[Figure record listings]
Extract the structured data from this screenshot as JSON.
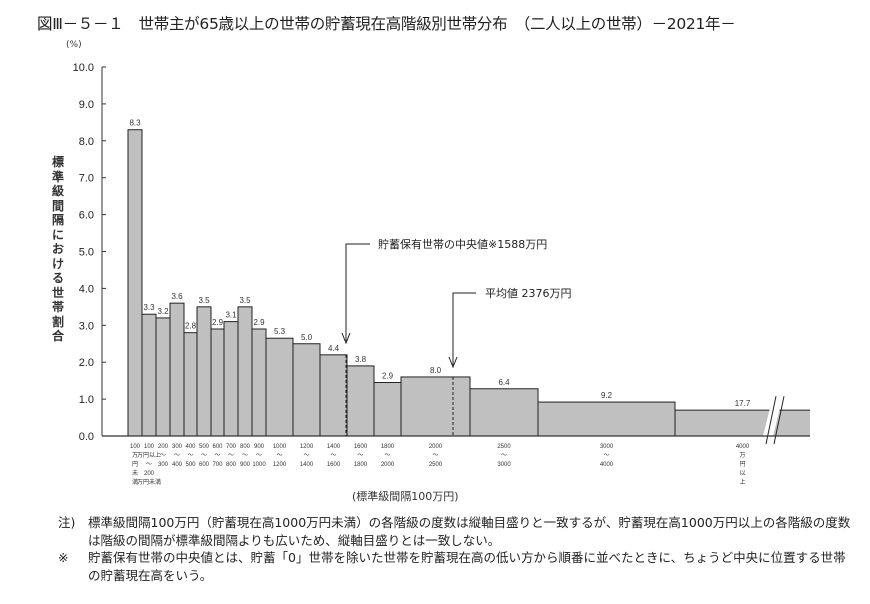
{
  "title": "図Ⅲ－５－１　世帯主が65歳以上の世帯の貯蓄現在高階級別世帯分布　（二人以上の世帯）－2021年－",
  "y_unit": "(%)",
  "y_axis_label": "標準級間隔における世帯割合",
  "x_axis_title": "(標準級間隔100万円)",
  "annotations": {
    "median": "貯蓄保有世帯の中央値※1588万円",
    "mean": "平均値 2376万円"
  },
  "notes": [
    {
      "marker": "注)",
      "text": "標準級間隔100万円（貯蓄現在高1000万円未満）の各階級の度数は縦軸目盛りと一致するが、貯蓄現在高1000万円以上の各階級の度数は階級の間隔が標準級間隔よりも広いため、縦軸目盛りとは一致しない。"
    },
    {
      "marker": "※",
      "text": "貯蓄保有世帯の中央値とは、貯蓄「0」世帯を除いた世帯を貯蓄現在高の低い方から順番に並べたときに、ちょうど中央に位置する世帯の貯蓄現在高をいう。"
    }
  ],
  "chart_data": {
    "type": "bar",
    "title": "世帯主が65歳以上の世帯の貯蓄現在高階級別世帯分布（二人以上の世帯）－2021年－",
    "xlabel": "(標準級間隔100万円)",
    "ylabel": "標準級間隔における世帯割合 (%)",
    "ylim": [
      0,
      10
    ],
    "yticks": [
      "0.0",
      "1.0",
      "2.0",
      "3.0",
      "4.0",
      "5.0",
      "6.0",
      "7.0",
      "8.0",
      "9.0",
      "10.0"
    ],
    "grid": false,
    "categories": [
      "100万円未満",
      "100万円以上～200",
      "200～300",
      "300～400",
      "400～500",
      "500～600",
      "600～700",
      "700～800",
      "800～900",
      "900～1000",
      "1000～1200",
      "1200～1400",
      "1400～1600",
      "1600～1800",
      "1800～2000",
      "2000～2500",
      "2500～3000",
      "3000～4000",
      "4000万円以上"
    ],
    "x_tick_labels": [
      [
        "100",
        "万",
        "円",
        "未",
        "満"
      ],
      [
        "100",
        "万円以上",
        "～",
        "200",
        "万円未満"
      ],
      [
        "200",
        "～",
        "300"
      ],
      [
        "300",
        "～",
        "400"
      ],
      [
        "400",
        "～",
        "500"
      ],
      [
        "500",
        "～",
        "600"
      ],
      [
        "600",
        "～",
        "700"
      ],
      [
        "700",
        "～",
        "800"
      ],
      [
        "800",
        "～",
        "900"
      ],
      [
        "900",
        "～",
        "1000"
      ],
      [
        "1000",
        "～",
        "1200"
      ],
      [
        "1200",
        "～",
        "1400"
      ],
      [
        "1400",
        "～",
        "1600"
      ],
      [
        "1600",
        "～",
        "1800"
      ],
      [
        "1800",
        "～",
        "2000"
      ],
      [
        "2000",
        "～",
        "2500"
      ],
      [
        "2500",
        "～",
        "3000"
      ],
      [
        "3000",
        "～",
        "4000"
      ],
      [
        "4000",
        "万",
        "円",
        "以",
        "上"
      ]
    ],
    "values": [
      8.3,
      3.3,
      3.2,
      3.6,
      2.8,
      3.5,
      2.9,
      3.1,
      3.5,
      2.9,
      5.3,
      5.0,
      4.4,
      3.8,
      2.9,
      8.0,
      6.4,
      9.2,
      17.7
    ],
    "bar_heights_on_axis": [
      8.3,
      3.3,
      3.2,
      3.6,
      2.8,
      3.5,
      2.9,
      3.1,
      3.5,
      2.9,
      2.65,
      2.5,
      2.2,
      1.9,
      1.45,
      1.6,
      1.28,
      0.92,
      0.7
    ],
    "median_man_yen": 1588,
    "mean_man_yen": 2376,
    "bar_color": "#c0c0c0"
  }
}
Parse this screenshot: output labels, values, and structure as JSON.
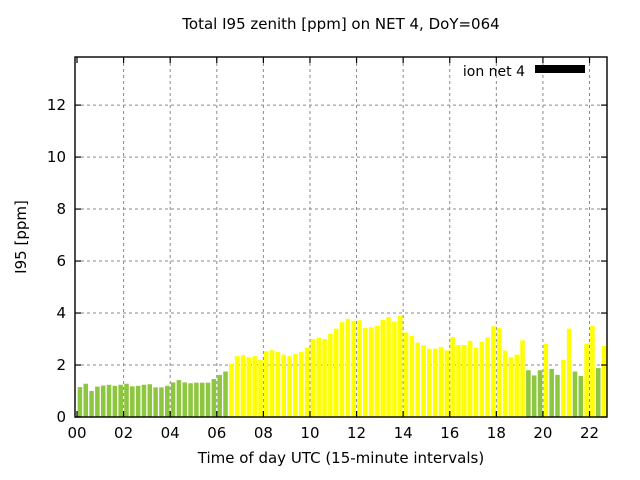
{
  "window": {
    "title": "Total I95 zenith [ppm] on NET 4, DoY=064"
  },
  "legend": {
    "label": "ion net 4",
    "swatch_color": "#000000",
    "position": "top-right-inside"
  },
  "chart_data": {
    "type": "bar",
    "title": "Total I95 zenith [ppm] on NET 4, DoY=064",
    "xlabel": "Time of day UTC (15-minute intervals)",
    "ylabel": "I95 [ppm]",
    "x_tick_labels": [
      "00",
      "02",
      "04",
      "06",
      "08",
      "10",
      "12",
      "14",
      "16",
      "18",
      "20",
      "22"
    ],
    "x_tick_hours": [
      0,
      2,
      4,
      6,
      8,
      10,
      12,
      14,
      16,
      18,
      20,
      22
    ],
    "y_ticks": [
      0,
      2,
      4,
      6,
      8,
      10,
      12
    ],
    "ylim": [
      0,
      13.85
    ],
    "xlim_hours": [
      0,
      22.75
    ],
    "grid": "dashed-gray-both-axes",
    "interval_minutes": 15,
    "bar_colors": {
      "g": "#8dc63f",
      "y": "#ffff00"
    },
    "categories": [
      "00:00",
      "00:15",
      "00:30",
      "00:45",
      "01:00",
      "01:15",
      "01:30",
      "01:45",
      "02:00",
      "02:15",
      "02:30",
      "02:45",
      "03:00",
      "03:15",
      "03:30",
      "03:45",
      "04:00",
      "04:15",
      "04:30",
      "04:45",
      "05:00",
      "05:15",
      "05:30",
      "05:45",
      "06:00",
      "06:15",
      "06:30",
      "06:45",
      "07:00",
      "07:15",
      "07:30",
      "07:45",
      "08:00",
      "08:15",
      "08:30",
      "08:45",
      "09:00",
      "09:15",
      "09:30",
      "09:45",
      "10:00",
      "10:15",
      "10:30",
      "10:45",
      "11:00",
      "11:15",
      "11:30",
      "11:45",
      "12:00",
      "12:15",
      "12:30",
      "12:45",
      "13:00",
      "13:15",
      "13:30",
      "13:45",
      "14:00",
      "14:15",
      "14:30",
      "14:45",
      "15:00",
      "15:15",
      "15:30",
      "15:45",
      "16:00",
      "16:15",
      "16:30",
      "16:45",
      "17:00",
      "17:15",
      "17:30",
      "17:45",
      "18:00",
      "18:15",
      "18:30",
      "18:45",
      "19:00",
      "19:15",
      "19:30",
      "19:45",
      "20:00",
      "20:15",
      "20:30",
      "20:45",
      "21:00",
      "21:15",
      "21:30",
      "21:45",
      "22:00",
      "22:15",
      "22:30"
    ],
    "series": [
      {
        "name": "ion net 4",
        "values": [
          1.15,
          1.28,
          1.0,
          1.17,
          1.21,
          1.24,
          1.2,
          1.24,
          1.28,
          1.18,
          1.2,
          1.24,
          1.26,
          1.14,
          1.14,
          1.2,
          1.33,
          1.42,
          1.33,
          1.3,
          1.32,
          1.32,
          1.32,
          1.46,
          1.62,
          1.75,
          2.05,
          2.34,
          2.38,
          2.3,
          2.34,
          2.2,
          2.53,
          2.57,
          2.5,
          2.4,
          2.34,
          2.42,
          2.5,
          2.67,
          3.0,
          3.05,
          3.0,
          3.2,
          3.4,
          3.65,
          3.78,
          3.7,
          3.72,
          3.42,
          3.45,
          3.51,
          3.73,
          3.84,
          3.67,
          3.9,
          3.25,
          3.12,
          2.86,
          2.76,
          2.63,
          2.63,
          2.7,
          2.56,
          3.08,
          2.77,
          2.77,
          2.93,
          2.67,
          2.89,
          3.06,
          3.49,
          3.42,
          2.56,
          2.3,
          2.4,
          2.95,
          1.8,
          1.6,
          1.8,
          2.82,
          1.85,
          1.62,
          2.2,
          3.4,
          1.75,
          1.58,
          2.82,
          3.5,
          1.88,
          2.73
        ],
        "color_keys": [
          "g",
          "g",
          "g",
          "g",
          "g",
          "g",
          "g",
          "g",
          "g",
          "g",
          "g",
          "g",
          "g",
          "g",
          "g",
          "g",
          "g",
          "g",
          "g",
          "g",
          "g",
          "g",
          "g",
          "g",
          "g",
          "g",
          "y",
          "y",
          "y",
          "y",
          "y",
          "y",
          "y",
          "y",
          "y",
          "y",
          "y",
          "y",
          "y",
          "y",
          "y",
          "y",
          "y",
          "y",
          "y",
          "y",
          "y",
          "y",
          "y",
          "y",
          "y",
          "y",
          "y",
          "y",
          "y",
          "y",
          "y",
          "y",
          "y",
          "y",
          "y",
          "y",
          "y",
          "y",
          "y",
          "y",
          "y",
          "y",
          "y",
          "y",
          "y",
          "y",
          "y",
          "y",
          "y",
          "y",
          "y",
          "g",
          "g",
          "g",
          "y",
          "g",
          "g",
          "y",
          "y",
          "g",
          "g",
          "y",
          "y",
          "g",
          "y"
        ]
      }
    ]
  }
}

- **Instructions for the task**: In the records above, how many lines contain the word "grid"? Give the number alone.

- **Solved exercise**: 2